** START OF DATA EXTRACT **

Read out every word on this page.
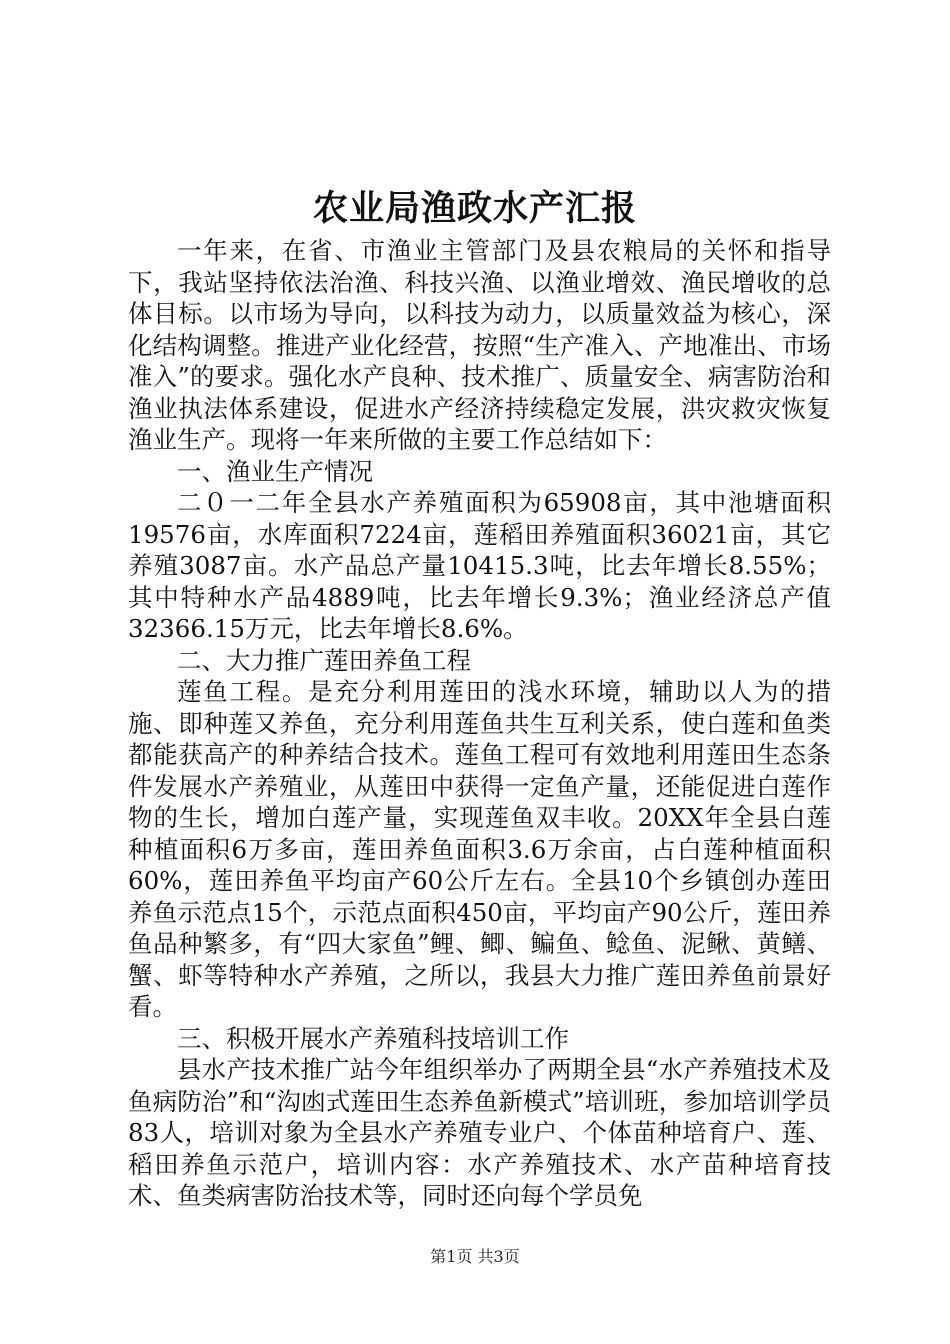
农业局渔政水产汇报

一年来，在省、市渔业主管部门及县农粮局的关怀和指导下，我站坚持依法治渔、科技兴渔、以渔业增效、渔民增收的总体目标。以市场为导向，以科技为动力，以质量效益为核心，深化结构调整。推进产业化经营，按照“生产准入、产地准出、市场准入”的要求。强化水产良种、技术推广、质量安全、病害防治和渔业执法体系建设，促进水产经济持续稳定发展，洪灾救灾恢复渔业生产。现将一年来所做的主要工作总结如下：

一、渔业生产情况

二０一二年全县水产养殖面积为65908亩，其中池塘面积19576亩，水库面积7224亩，莲稻田养殖面积36021亩，其它养殖3087亩。水产品总产量10415.3吨，比去年增长8.55%；其中特种水产品4889吨，比去年增长9.3%；渔业经济总产值32366.15万元，比去年增长8.6%。

二、大力推广莲田养鱼工程

莲鱼工程。是充分利用莲田的浅水环境，辅助以人为的措施、即种莲又养鱼，充分利用莲鱼共生互利关系，使白莲和鱼类都能获高产的种养结合技术。莲鱼工程可有效地利用莲田生态条件发展水产养殖业，从莲田中获得一定鱼产量，还能促进白莲作物的生长，增加白莲产量，实现莲鱼双丰收。20XX年全县白莲种植面积6万多亩，莲田养鱼面积3.6万余亩，占白莲种植面积60%，莲田养鱼平均亩产60公斤左右。全县10个乡镇创办莲田养鱼示范点15个，示范点面积450亩，平均亩产90公斤，莲田养鱼品种繁多，有“四大家鱼”鲤、鲫、鳊鱼、鲶鱼、泥鳅、黄鳝、蟹、虾等特种水产养殖，之所以，我县大力推广莲田养鱼前景好看。

三、积极开展水产养殖科技培训工作

县水产技术推广站今年组织举办了两期全县“水产养殖技术及鱼病防治”和“沟凼式莲田生态养鱼新模式”培训班，参加培训学员83人，培训对象为全县水产养殖专业户、个体苗种培育户、莲、稻田养鱼示范户，培训内容：水产养殖技术、水产苗种培育技术、鱼类病害防治技术等，同时还向每个学员免

第1页 共3页
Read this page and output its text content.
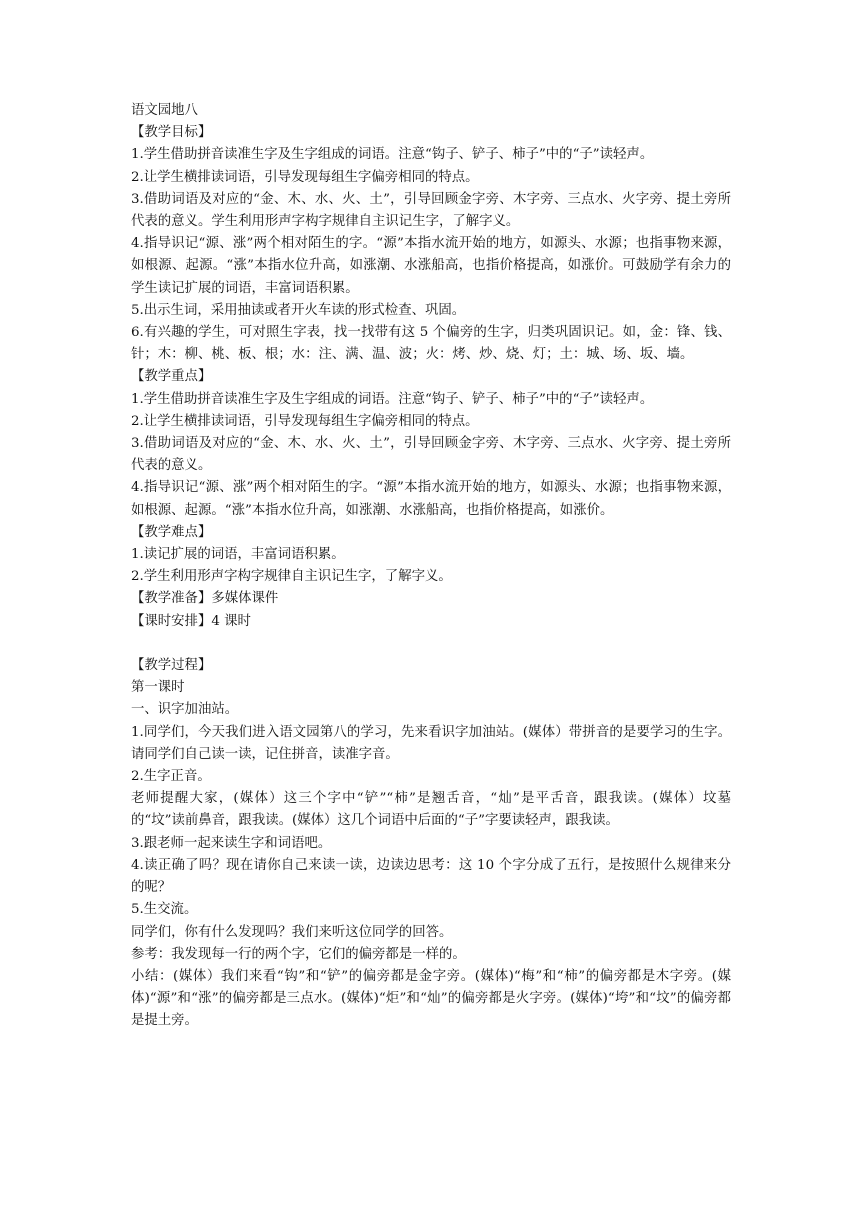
语文园地八

【教学目标】

1.学生借助拼音读准生字及生字组成的词语。注意“钩子、铲子、柿子”中的“子”读轻声。

2.让学生横排读词语，引导发现每组生字偏旁相同的特点。

3.借助词语及对应的“金、木、水、火、土”，引导回顾金字旁、木字旁、三点水、火字旁、提土旁所代表的意义。学生利用形声字构字规律自主识记生字，了解字义。

4.指导识记“源、涨”两个相对陌生的字。“源”本指水流开始的地方，如源头、水源；也指事物来源，如根源、起源。“涨”本指水位升高，如涨潮、水涨船高，也指价格提高，如涨价。可鼓励学有余力的学生读记扩展的词语，丰富词语积累。

5.出示生词，采用抽读或者开火车读的形式检查、巩固。

6.有兴趣的学生，可对照生字表，找一找带有这 5 个偏旁的生字，归类巩固识记。如，金：锋、钱、针；木：柳、桃、板、根；水：注、满、温、波；火：烤、炒、烧、灯；土：城、场、坂、墙。

【教学重点】

1.学生借助拼音读准生字及生字组成的词语。注意“钩子、铲子、柿子”中的“子”读轻声。

2.让学生横排读词语，引导发现每组生字偏旁相同的特点。

3.借助词语及对应的“金、木、水、火、土”，引导回顾金字旁、木字旁、三点水、火字旁、提土旁所代表的意义。

4.指导识记“源、涨”两个相对陌生的字。“源”本指水流开始的地方，如源头、水源；也指事物来源，如根源、起源。“涨”本指水位升高，如涨潮、水涨船高，也指价格提高，如涨价。

【教学难点】

1.读记扩展的词语，丰富词语积累。

2.学生利用形声字构字规律自主识记生字，了解字义。

【教学准备】多媒体课件

【课时安排】4 课时

【教学过程】

第一课时

一、识字加油站。

1.同学们，今天我们进入语文园第八的学习，先来看识字加油站。(媒体）带拼音的是要学习的生字。请同学们自己读一读，记住拼音，读准字音。

2.生字正音。

老师提醒大家，(媒体）这三个字中“铲”“柿”是翘舌音，“灿”是平舌音，跟我读。(媒体）坟墓的“坟”读前鼻音，跟我读。(媒体）这几个词语中后面的“子”字要读轻声，跟我读。

3.跟老师一起来读生字和词语吧。

4.读正确了吗？现在请你自己来读一读，边读边思考：这 10 个字分成了五行，是按照什么规律来分的呢？

5.生交流。

同学们，你有什么发现吗？我们来听这位同学的回答。

参考：我发现每一行的两个字，它们的偏旁都是一样的。

小结：(媒体）我们来看“钩”和“铲”的偏旁都是金字旁。(媒体)“梅”和“柿”的偏旁都是木字旁。(媒体)“源”和“涨”的偏旁都是三点水。(媒体)“炬”和“灿”的偏旁都是火字旁。(媒体)“垮”和“坟”的偏旁都是提土旁。
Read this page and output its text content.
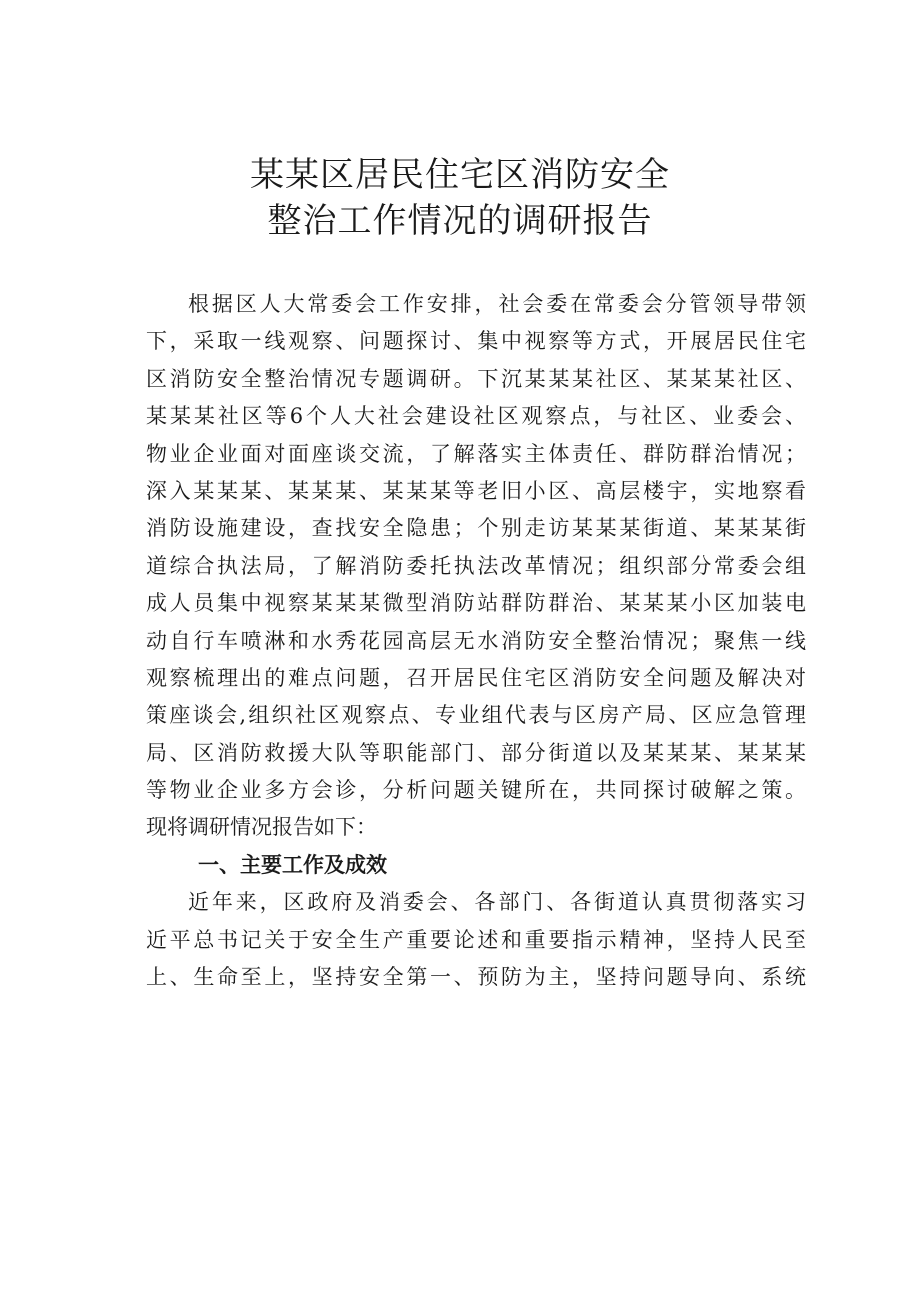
某某区居民住宅区消防安全
整治工作情况的调研报告
根据区人大常委会工作安排，社会委在常委会分管领导带领
下，采取一线观察、问题探讨、集中视察等方式，开展居民住宅
区消防安全整治情况专题调研。下沉某某某社区、某某某社区、
某某某社区等6个人大社会建设社区观察点，与社区、业委会、
物业企业面对面座谈交流，了解落实主体责任、群防群治情况；
深入某某某、某某某、某某某等老旧小区、高层楼宇，实地察看
消防设施建设，查找安全隐患；个别走访某某某街道、某某某街
道综合执法局，了解消防委托执法改革情况；组织部分常委会组
成人员集中视察某某某微型消防站群防群治、某某某小区加装电
动自行车喷淋和水秀花园高层无水消防安全整治情况；聚焦一线
观察梳理出的难点问题，召开居民住宅区消防安全问题及解决对
策座谈会,组织社区观察点、专业组代表与区房产局、区应急管理
局、区消防救援大队等职能部门、部分街道以及某某某、某某某
等物业企业多方会诊，分析问题关键所在，共同探讨破解之策。
现将调研情况报告如下：
一、主要工作及成效
近年来，区政府及消委会、各部门、各街道认真贯彻落实习
近平总书记关于安全生产重要论述和重要指示精神，坚持人民至
上、生命至上，坚持安全第一、预防为主，坚持问题导向、系统
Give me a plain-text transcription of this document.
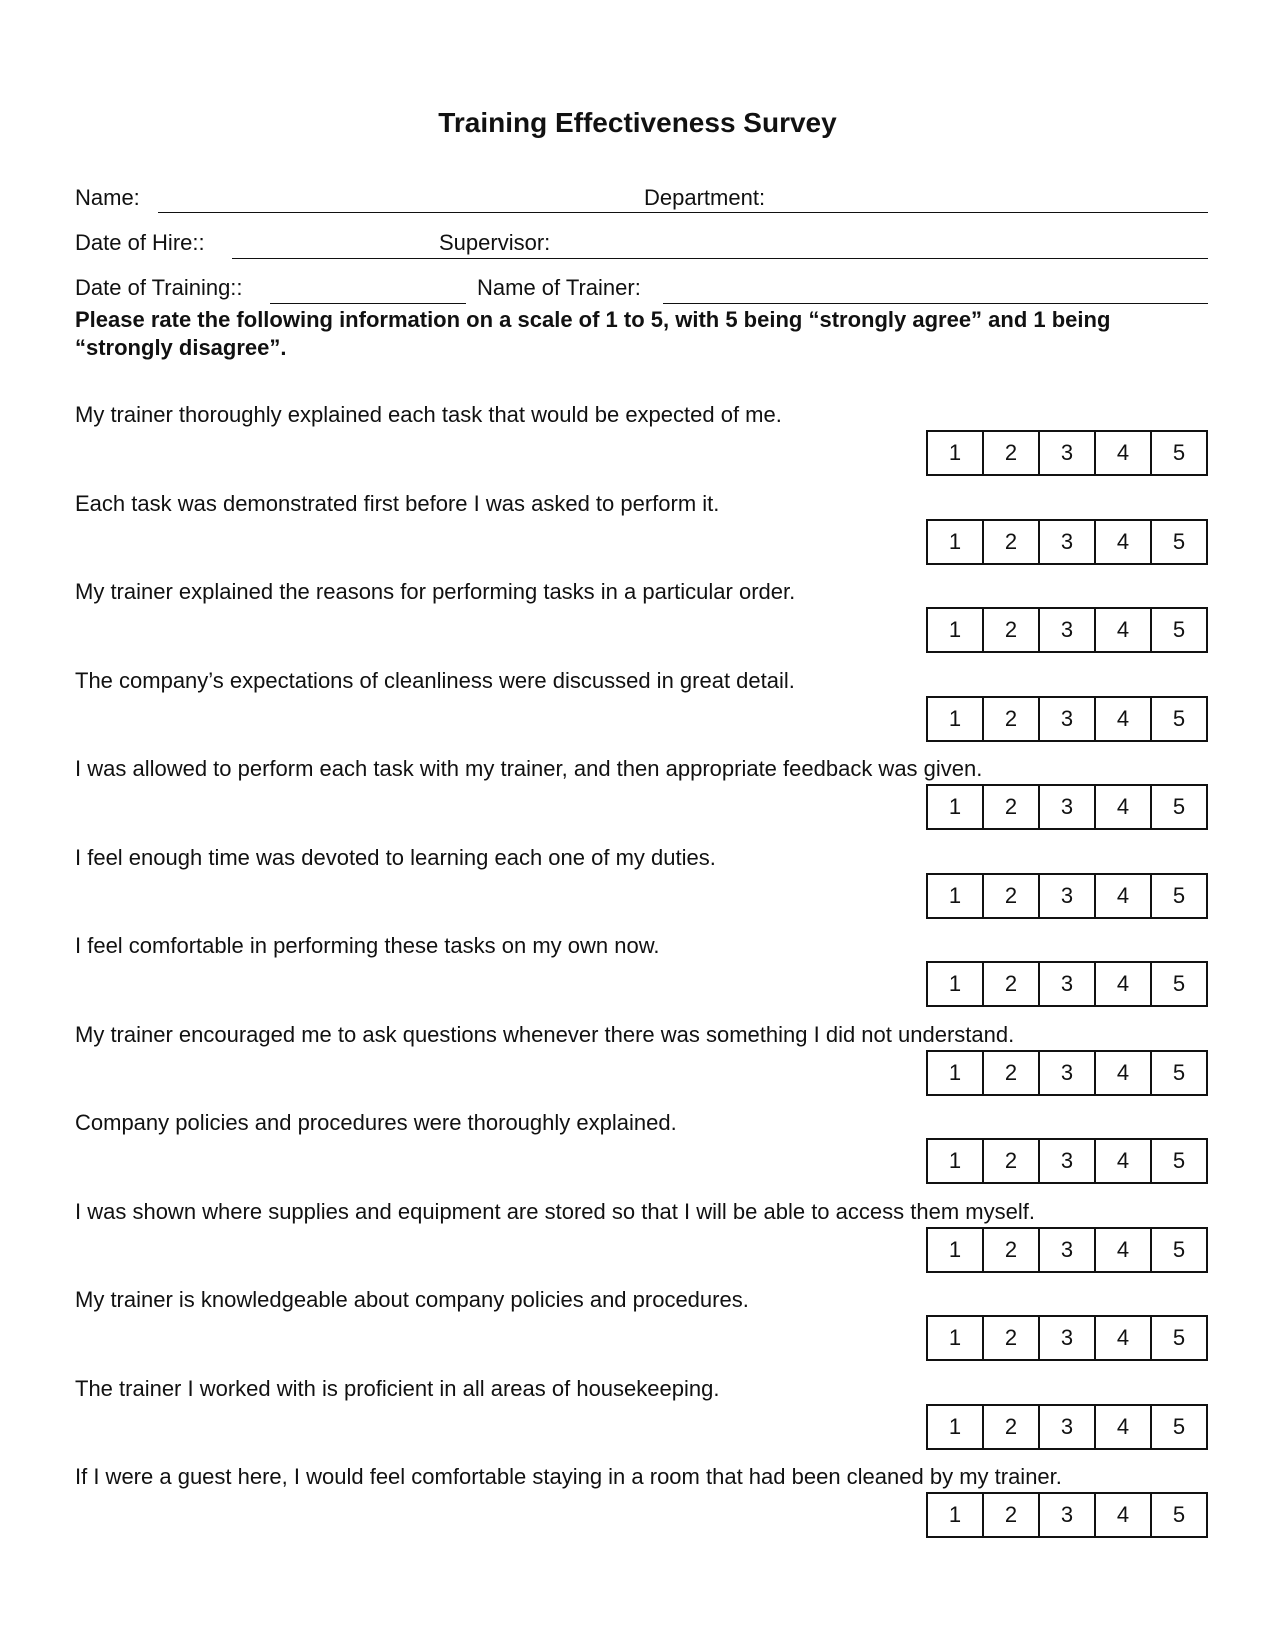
Training Effectiveness Survey
Name:	Department:
Date of Hire::	Supervisor:
Date of Training::	Name of Trainer:
Please rate the following information on a scale of 1 to 5, with 5 being “strongly agree” and 1 being “strongly disagree”.
My trainer thoroughly explained each task that would be expected of me.
1	2	3	4	5
Each task was demonstrated first before I was asked to perform it.
1	2	3	4	5
My trainer explained the reasons for performing tasks in a particular order.
1	2	3	4	5
The company’s expectations of cleanliness were discussed in great detail.
1	2	3	4	5
I was allowed to perform each task with my trainer, and then appropriate feedback was given.
1	2	3	4	5
I feel enough time was devoted to learning each one of my duties.
1	2	3	4	5
I feel comfortable in performing these tasks on my own now.
1	2	3	4	5
My trainer encouraged me to ask questions whenever there was something I did not understand.
1	2	3	4	5
Company policies and procedures were thoroughly explained.
1	2	3	4	5
I was shown where supplies and equipment are stored so that I will be able to access them myself.
1	2	3	4	5
My trainer is knowledgeable about company policies and procedures.
1	2	3	4	5
The trainer I worked with is proficient in all areas of housekeeping.
1	2	3	4	5
If I were a guest here, I would feel comfortable staying in a room that had been cleaned by my trainer.
1	2	3	4	5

** END OF DATA EXTRACT **

◆ **WHAT IS NEEDED**: Where a line of the records above holds the word "借助词语及对应的", copy that line.

◆ **COMPLETE RESPONSE**:
3.借助词语及对应的“金、木、水、火、土”，引导回顾金字旁、木字旁、三点水、火字旁、提土旁所代表的意义。学生利用形声字构字规律自主识记生字，了解字义。
3.借助词语及对应的“金、木、水、火、土”，引导回顾金字旁、木字旁、三点水、火字旁、提土旁所代表的意义。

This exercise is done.